Work to do
Pull out every line of the records that contains the string "sasd", and copy each one unchanged.

The data
|---|
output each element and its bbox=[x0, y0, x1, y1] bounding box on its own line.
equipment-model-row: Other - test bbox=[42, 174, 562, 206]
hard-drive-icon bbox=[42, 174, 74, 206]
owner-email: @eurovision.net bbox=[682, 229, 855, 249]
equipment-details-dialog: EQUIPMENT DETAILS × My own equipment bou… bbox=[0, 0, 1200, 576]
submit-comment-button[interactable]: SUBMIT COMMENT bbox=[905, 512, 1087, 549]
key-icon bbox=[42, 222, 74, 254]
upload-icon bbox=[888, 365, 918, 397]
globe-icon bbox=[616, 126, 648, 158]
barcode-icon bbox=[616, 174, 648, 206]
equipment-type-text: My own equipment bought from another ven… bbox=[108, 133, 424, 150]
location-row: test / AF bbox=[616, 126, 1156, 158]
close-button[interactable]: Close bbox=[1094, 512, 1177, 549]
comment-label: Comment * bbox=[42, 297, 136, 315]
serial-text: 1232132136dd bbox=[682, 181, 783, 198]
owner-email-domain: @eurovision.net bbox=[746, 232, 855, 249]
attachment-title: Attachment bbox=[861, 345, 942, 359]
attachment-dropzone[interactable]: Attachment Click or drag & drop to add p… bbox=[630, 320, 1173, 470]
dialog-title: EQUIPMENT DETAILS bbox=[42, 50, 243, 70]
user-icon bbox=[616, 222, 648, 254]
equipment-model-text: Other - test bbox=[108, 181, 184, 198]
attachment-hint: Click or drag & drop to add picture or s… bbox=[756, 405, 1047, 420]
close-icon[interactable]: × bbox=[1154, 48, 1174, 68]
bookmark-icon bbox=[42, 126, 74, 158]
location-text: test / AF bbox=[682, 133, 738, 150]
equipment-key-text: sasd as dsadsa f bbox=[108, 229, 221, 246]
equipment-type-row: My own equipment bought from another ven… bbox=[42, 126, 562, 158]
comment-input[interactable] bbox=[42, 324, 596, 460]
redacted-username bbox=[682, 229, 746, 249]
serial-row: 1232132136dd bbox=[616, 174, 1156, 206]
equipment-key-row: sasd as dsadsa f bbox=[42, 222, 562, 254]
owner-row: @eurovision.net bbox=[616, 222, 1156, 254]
|---|
Correct response
equipment-key-text: sasd as dsadsa f bbox=[108, 229, 221, 246]
equipment-key-row: sasd as dsadsa f bbox=[42, 222, 562, 254]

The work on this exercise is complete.